═════ INPUT

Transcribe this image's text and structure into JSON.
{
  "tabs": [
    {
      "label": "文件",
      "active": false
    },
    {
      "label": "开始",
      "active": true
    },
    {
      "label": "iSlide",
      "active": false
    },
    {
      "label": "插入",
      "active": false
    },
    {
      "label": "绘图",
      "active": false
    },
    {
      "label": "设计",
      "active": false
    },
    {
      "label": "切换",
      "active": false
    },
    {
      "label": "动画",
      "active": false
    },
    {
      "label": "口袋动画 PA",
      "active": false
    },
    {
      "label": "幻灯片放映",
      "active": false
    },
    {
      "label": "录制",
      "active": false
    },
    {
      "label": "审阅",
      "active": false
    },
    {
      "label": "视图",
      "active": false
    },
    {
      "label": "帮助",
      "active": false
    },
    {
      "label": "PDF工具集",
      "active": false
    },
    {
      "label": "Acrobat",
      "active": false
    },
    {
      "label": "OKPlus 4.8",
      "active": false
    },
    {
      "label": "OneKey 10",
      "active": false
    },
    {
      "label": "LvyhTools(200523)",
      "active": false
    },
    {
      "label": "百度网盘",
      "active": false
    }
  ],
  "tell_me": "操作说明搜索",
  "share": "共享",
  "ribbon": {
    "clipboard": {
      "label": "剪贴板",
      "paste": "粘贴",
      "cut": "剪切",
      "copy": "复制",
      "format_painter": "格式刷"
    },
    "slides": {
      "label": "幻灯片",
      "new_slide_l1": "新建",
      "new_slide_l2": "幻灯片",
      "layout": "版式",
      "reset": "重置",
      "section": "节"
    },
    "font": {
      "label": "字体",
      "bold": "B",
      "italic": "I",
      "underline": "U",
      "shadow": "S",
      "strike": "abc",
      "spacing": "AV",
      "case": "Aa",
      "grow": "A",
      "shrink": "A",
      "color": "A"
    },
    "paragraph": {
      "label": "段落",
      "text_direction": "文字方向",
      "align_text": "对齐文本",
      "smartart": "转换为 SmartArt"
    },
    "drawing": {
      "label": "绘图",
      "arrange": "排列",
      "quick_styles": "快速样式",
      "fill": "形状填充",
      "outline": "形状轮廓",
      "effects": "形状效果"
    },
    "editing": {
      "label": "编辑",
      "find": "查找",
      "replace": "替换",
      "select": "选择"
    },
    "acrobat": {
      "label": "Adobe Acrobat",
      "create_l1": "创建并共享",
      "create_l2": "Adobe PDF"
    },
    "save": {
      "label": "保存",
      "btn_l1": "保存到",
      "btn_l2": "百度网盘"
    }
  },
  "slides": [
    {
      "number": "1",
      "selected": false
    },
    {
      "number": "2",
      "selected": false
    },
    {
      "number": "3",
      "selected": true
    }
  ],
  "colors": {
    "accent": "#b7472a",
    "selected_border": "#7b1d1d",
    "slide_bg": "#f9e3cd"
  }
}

══════════

EXERCISE: Go through the entries and repeat each one exactly.

TASK RESPONSE:
Transcribe this image's text and structure into JSON.
{
  "tabs": [
    {
      "label": "文件",
      "active": false
    },
    {
      "label": "开始",
      "active": true
    },
    {
      "label": "iSlide",
      "active": false
    },
    {
      "label": "插入",
      "active": false
    },
    {
      "label": "绘图",
      "active": false
    },
    {
      "label": "设计",
      "active": false
    },
    {
      "label": "切换",
      "active": false
    },
    {
      "label": "动画",
      "active": false
    },
    {
      "label": "口袋动画 PA",
      "active": false
    },
    {
      "label": "幻灯片放映",
      "active": false
    },
    {
      "label": "录制",
      "active": false
    },
    {
      "label": "审阅",
      "active": false
    },
    {
      "label": "视图",
      "active": false
    },
    {
      "label": "帮助",
      "active": false
    },
    {
      "label": "PDF工具集",
      "active": false
    },
    {
      "label": "Acrobat",
      "active": false
    },
    {
      "label": "OKPlus 4.8",
      "active": false
    },
    {
      "label": "OneKey 10",
      "active": false
    },
    {
      "label": "LvyhTools(200523)",
      "active": false
    },
    {
      "label": "百度网盘",
      "active": false
    }
  ],
  "tell_me": "操作说明搜索",
  "share": "共享",
  "ribbon": {
    "clipboard": {
      "label": "剪贴板",
      "paste": "粘贴",
      "cut": "剪切",
      "copy": "复制",
      "format_painter": "格式刷"
    },
    "slides": {
      "label": "幻灯片",
      "new_slide_l1": "新建",
      "new_slide_l2": "幻灯片",
      "layout": "版式",
      "reset": "重置",
      "section": "节"
    },
    "font": {
      "label": "字体",
      "bold": "B",
      "italic": "I",
      "underline": "U",
      "shadow": "S",
      "strike": "abc",
      "spacing": "AV",
      "case": "Aa",
      "grow": "A",
      "shrink": "A",
      "color": "A"
    },
    "paragraph": {
      "label": "段落",
      "text_direction": "文字方向",
      "align_text": "对齐文本",
      "smartart": "转换为 SmartArt"
    },
    "drawing": {
      "label": "绘图",
      "arrange": "排列",
      "quick_styles": "快速样式",
      "fill": "形状填充",
      "outline": "形状轮廓",
      "effects": "形状效果"
    },
    "editing": {
      "label": "编辑",
      "find": "查找",
      "replace": "替换",
      "select": "选择"
    },
    "acrobat": {
      "label": "Adobe Acrobat",
      "create_l1": "创建并共享",
      "create_l2": "Adobe PDF"
    },
    "save": {
      "label": "保存",
      "btn_l1": "保存到",
      "btn_l2": "百度网盘"
    }
  },
  "slides": [
    {
      "number": "1",
      "selected": false
    },
    {
      "number": "2",
      "selected": false
    },
    {
      "number": "3",
      "selected": true
    }
  ],
  "colors": {
    "accent": "#b7472a",
    "selected_border": "#7b1d1d",
    "slide_bg": "#f9e3cd"
  }
}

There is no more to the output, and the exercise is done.